For the entries that follow, tally the lines holding the string "Schedule". Give the total and nothing else.

--- Entries ---

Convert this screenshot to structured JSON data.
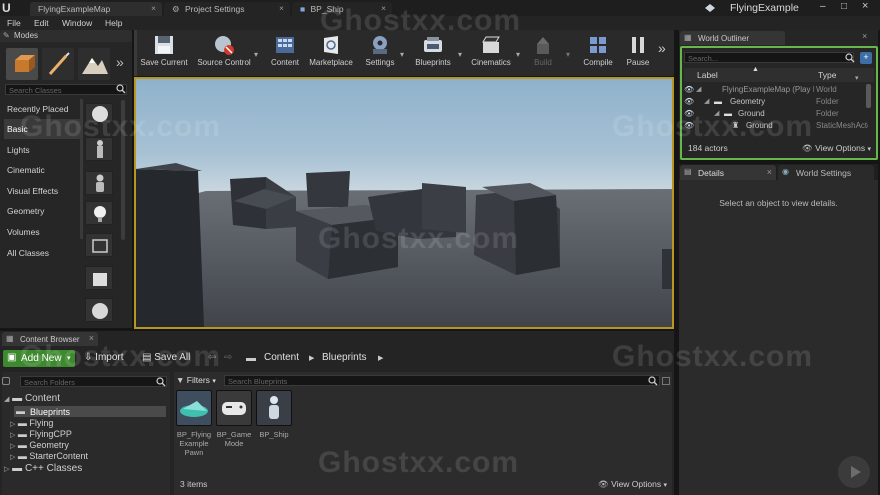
{
  "window": {
    "logo": "U",
    "tabs": [
      {
        "label": "FlyingExampleMap",
        "close": "×"
      },
      {
        "label": "Project Settings",
        "close": "×"
      },
      {
        "label": "BP_Ship",
        "close": "×"
      }
    ],
    "project_name": "FlyingExample",
    "controls": {
      "minimize": "–",
      "maximize": "□",
      "close": "×"
    }
  },
  "menu": [
    "File",
    "Edit",
    "Window",
    "Help"
  ],
  "modes": {
    "title": "Modes",
    "search_placeholder": "Search Classes",
    "categories": [
      "Recently Placed",
      "Basic",
      "Lights",
      "Cinematic",
      "Visual Effects",
      "Geometry",
      "Volumes",
      "All Classes"
    ],
    "selected": "Basic"
  },
  "toolbar": {
    "buttons": [
      {
        "label": "Save Current",
        "icon": "save-icon"
      },
      {
        "label": "Source Control",
        "icon": "source-control-icon"
      },
      {
        "label": "Content",
        "icon": "content-icon"
      },
      {
        "label": "Marketplace",
        "icon": "marketplace-icon"
      },
      {
        "label": "Settings",
        "icon": "settings-icon"
      },
      {
        "label": "Blueprints",
        "icon": "blueprints-icon"
      },
      {
        "label": "Cinematics",
        "icon": "cinematics-icon"
      },
      {
        "label": "Build",
        "icon": "build-icon"
      },
      {
        "label": "Compile",
        "icon": "compile-icon"
      },
      {
        "label": "Pause",
        "icon": "pause-icon"
      }
    ],
    "more": "»"
  },
  "outliner": {
    "title": "World Outliner",
    "search_placeholder": "Search...",
    "col_label": "Label",
    "col_type": "Type",
    "rows": [
      {
        "label": "FlyingExampleMap (Play In Editor)",
        "type": "World"
      },
      {
        "label": "Geometry",
        "type": "Folder"
      },
      {
        "label": "Ground",
        "type": "Folder"
      },
      {
        "label": "Ground",
        "type": "StaticMeshActor"
      }
    ],
    "actor_count": "184 actors",
    "view_options": "View Options"
  },
  "details": {
    "tab_details": "Details",
    "tab_world_settings": "World Settings",
    "empty_text": "Select an object to view details."
  },
  "content_browser": {
    "title": "Content Browser",
    "add_new": "Add New",
    "import": "Import",
    "save_all": "Save All",
    "path": [
      "Content",
      "Blueprints"
    ],
    "folder_search_placeholder": "Search Folders",
    "filters": "Filters",
    "asset_search_placeholder": "Search Blueprints",
    "folders": [
      {
        "label": "Content",
        "level": 0
      },
      {
        "label": "Blueprints",
        "level": 1
      },
      {
        "label": "Flying",
        "level": 1
      },
      {
        "label": "FlyingCPP",
        "level": 1
      },
      {
        "label": "Geometry",
        "level": 1
      },
      {
        "label": "StarterContent",
        "level": 1
      },
      {
        "label": "C++ Classes",
        "level": 0
      }
    ],
    "selected_folder": "Blueprints",
    "assets": [
      {
        "label": "BP_Flying Example Pawn",
        "icon": "ship-thumbnail"
      },
      {
        "label": "BP_Game Mode",
        "icon": "gamepad-thumbnail"
      },
      {
        "label": "BP_Ship",
        "icon": "pawn-thumbnail"
      }
    ],
    "item_count": "3 items",
    "view_options": "View Options"
  },
  "watermark": "Ghostxx.com",
  "colors": {
    "viewport_border": "#b8961f",
    "outliner_border": "#66b84a",
    "add_new": "#3d8a2e"
  }
}
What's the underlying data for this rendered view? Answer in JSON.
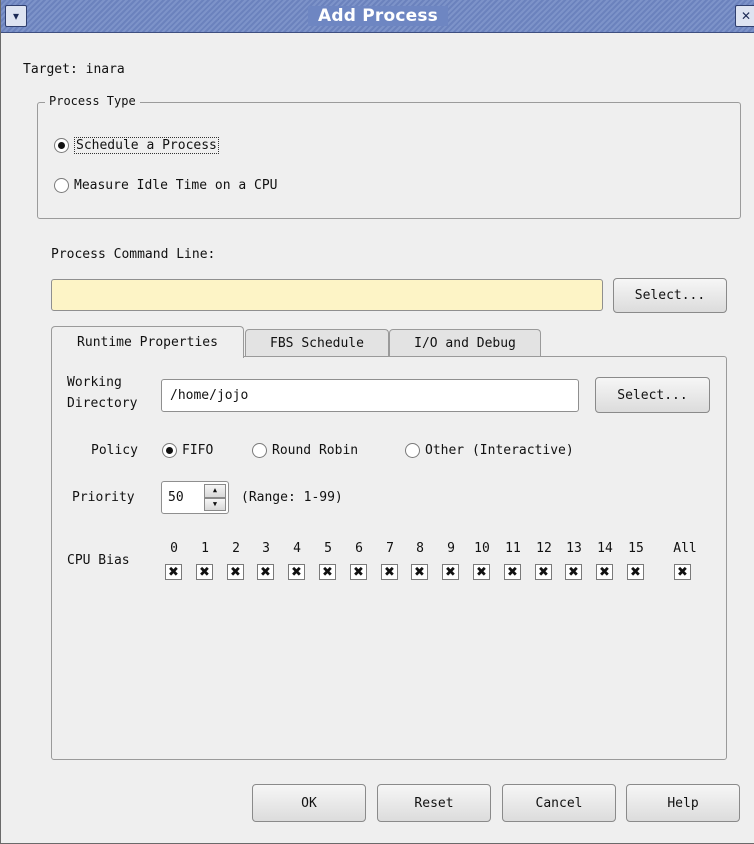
{
  "window": {
    "title": "Add Process"
  },
  "target": {
    "text": "Target: inara"
  },
  "process_type": {
    "legend": "Process Type",
    "options": [
      "Schedule a Process",
      "Measure Idle Time on a CPU"
    ],
    "selected": "Schedule a Process"
  },
  "command": {
    "label": "Process Command Line:",
    "value": "",
    "select_label": "Select..."
  },
  "tabs": [
    "Runtime Properties",
    "FBS Schedule",
    "I/O and Debug"
  ],
  "active_tab": "Runtime Properties",
  "runtime": {
    "wd_label_1": "Working",
    "wd_label_2": "Directory",
    "wd_value": "/home/jojo",
    "wd_select_label": "Select...",
    "policy_label": "Policy",
    "policy_options": [
      "FIFO",
      "Round Robin",
      "Other (Interactive)"
    ],
    "policy_selected": "FIFO",
    "priority_label": "Priority",
    "priority_value": "50",
    "priority_range": "(Range: 1-99)",
    "cpu_bias_label": "CPU Bias",
    "cpus": [
      "0",
      "1",
      "2",
      "3",
      "4",
      "5",
      "6",
      "7",
      "8",
      "9",
      "10",
      "11",
      "12",
      "13",
      "14",
      "15"
    ],
    "all_label": "All",
    "check_mark": "✖"
  },
  "buttons": {
    "ok": "OK",
    "reset": "Reset",
    "cancel": "Cancel",
    "help": "Help"
  },
  "icons": {
    "menu": "chevron-down-icon",
    "close": "close-icon"
  }
}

---

▶ _Final result_
3